TASK PROMPT: Keep every line where the word "Levelling" appears; drop the rest.

[Dataset entries]
◇ ◇ ◇

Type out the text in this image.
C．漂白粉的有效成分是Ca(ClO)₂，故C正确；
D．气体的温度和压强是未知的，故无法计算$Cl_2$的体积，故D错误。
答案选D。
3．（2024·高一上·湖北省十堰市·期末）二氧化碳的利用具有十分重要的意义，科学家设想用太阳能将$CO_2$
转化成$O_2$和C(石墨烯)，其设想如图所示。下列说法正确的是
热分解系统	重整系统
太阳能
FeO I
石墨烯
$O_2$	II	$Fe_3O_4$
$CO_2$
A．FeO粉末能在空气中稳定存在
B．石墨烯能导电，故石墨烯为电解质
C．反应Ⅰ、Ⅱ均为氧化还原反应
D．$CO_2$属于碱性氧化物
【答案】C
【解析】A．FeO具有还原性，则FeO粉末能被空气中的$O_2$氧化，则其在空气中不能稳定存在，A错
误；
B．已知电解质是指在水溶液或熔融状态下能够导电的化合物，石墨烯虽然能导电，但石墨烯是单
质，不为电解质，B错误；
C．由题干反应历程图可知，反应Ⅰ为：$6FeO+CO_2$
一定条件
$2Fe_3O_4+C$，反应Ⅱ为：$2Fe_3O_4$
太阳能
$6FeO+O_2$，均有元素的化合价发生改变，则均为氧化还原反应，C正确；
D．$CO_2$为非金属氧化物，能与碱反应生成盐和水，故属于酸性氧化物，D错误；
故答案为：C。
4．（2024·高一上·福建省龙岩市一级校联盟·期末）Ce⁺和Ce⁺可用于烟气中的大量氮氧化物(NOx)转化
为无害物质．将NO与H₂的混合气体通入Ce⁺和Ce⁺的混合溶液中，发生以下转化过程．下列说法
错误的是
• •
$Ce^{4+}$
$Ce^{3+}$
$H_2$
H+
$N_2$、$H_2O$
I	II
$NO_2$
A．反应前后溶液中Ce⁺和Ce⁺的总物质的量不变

◇ ◇ ◇

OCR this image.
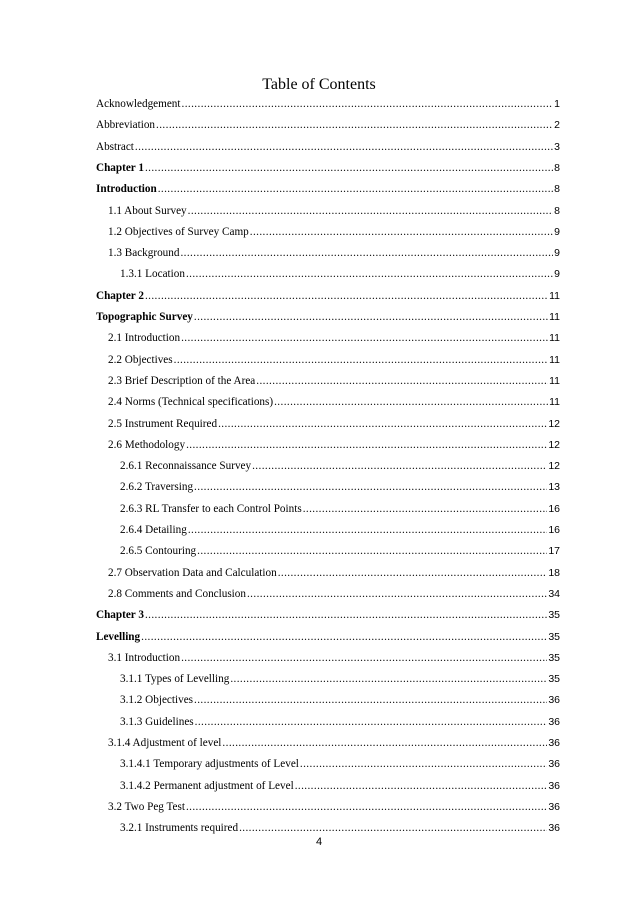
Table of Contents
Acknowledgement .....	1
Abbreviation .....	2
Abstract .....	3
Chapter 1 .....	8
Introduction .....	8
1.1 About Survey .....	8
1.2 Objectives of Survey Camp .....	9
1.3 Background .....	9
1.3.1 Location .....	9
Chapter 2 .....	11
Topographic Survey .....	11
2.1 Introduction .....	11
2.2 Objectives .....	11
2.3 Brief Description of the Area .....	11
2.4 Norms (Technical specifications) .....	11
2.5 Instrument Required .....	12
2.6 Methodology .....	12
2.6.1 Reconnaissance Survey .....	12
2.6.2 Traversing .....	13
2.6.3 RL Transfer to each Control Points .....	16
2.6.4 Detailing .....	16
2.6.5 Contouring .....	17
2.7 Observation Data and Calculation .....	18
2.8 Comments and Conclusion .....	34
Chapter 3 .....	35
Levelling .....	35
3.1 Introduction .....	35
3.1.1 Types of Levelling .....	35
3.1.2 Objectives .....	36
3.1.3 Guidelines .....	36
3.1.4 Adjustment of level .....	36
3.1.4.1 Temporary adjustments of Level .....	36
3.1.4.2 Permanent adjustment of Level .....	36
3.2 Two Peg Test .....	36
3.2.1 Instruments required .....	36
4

◇ ◇ ◇

SOLUTION BELOW:
Levelling .....	35
3.1.1 Types of Levelling .....	35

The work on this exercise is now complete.